## Aim of the task
Extract, from the listing that follows, each line containing the word "خریدار".

START Supplied information

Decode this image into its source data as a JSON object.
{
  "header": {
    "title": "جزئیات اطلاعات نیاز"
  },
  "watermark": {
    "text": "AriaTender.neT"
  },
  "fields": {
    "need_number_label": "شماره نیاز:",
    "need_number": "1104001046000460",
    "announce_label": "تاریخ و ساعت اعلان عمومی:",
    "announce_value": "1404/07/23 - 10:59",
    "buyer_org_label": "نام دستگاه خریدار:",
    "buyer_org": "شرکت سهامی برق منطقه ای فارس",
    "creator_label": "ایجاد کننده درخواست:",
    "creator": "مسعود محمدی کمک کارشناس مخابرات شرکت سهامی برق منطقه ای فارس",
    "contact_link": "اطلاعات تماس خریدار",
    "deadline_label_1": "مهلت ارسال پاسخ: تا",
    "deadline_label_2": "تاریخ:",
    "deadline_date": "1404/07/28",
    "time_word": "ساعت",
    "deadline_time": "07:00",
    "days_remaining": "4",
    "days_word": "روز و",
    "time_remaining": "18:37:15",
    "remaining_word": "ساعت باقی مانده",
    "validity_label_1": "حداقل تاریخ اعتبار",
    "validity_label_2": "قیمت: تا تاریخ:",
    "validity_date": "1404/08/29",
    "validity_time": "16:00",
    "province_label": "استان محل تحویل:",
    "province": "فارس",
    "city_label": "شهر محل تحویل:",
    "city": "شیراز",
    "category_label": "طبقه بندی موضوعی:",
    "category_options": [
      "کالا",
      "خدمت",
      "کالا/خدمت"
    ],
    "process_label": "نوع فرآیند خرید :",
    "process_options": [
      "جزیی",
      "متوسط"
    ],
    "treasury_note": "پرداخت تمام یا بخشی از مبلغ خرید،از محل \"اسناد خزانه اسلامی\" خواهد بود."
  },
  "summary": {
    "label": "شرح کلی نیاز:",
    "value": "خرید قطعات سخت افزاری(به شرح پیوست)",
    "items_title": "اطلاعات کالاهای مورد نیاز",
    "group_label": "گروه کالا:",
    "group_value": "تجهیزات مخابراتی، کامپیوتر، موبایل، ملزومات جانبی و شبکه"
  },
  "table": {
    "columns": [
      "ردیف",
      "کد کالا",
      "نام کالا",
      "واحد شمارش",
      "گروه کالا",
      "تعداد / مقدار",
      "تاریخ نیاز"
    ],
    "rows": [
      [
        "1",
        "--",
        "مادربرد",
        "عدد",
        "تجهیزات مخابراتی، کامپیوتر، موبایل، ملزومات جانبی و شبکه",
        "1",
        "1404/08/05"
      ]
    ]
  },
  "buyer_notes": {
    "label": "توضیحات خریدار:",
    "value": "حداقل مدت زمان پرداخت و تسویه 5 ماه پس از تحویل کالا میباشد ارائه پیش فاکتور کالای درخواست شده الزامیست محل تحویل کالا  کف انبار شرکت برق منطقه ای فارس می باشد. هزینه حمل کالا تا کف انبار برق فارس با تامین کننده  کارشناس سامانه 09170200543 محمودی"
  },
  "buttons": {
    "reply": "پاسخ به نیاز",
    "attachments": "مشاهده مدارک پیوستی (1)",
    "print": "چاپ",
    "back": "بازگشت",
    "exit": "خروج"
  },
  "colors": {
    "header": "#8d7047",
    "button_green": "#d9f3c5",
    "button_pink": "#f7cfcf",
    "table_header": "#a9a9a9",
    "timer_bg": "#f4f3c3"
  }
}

END Supplied information

## Task output
    "buyer_org_label": "نام دستگاه خریدار:",
    "contact_link": "اطلاعات تماس خریدار",
    "label": "توضیحات خریدار:",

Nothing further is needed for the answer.